▶ **GIVEN INSTRUCTION**
Return all of the data exactly as given.
── DATA PROVIDED ──
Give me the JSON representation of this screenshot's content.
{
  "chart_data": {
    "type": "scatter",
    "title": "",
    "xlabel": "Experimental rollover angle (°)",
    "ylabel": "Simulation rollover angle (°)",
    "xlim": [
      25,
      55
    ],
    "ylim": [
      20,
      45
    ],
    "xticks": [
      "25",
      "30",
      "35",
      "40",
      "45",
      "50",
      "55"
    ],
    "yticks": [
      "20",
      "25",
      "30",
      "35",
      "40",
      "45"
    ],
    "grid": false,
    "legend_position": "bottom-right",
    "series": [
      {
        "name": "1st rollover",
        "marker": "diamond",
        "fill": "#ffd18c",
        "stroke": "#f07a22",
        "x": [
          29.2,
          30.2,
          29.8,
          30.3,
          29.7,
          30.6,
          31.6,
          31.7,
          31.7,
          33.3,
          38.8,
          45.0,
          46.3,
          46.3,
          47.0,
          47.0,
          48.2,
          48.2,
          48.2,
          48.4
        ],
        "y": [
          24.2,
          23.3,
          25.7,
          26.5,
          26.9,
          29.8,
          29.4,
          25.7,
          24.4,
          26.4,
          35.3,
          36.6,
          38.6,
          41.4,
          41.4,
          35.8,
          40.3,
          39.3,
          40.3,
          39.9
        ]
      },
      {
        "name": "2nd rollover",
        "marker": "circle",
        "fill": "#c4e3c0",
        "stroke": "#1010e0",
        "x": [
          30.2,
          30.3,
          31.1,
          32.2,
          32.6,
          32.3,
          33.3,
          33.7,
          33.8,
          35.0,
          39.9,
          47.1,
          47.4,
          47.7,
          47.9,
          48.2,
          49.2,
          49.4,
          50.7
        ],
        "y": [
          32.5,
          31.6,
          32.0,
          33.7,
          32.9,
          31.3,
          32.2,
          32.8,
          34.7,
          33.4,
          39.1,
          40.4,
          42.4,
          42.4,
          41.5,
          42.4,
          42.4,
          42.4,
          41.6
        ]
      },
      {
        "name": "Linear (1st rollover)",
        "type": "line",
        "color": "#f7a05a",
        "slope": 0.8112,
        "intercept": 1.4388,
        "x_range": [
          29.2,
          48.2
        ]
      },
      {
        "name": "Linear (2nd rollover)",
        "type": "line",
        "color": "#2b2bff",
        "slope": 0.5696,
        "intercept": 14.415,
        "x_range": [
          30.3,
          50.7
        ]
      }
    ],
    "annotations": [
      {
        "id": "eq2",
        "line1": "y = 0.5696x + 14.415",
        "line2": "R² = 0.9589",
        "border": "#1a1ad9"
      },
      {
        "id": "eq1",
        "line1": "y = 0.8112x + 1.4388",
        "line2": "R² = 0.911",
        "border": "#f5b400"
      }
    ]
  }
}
───
▶ **OUTPUT FOR THIS TASK**
Give me the JSON representation of this screenshot's content.
{
  "chart_data": {
    "type": "scatter",
    "title": "",
    "xlabel": "Experimental rollover angle (°)",
    "ylabel": "Simulation rollover angle (°)",
    "xlim": [
      25,
      55
    ],
    "ylim": [
      20,
      45
    ],
    "xticks": [
      "25",
      "30",
      "35",
      "40",
      "45",
      "50",
      "55"
    ],
    "yticks": [
      "20",
      "25",
      "30",
      "35",
      "40",
      "45"
    ],
    "grid": false,
    "legend_position": "bottom-right",
    "series": [
      {
        "name": "1st rollover",
        "marker": "diamond",
        "fill": "#ffd18c",
        "stroke": "#f07a22",
        "x": [
          29.2,
          30.2,
          29.8,
          30.3,
          29.7,
          30.6,
          31.6,
          31.7,
          31.7,
          33.3,
          38.8,
          45.0,
          46.3,
          46.3,
          47.0,
          47.0,
          48.2,
          48.2,
          48.2,
          48.4
        ],
        "y": [
          24.2,
          23.3,
          25.7,
          26.5,
          26.9,
          29.8,
          29.4,
          25.7,
          24.4,
          26.4,
          35.3,
          36.6,
          38.6,
          41.4,
          41.4,
          35.8,
          40.3,
          39.3,
          40.3,
          39.9
        ]
      },
      {
        "name": "2nd rollover",
        "marker": "circle",
        "fill": "#c4e3c0",
        "stroke": "#1010e0",
        "x": [
          30.2,
          30.3,
          31.1,
          32.2,
          32.6,
          32.3,
          33.3,
          33.7,
          33.8,
          35.0,
          39.9,
          47.1,
          47.4,
          47.7,
          47.9,
          48.2,
          49.2,
          49.4,
          50.7
        ],
        "y": [
          32.5,
          31.6,
          32.0,
          33.7,
          32.9,
          31.3,
          32.2,
          32.8,
          34.7,
          33.4,
          39.1,
          40.4,
          42.4,
          42.4,
          41.5,
          42.4,
          42.4,
          42.4,
          41.6
        ]
      },
      {
        "name": "Linear (1st rollover)",
        "type": "line",
        "color": "#f7a05a",
        "slope": 0.8112,
        "intercept": 1.4388,
        "x_range": [
          29.2,
          48.2
        ]
      },
      {
        "name": "Linear (2nd rollover)",
        "type": "line",
        "color": "#2b2bff",
        "slope": 0.5696,
        "intercept": 14.415,
        "x_range": [
          30.3,
          50.7
        ]
      }
    ],
    "annotations": [
      {
        "id": "eq2",
        "line1": "y = 0.5696x + 14.415",
        "line2": "R² = 0.9589",
        "border": "#1a1ad9"
      },
      {
        "id": "eq1",
        "line1": "y = 0.8112x + 1.4388",
        "line2": "R² = 0.911",
        "border": "#f5b400"
      }
    ]
  }
}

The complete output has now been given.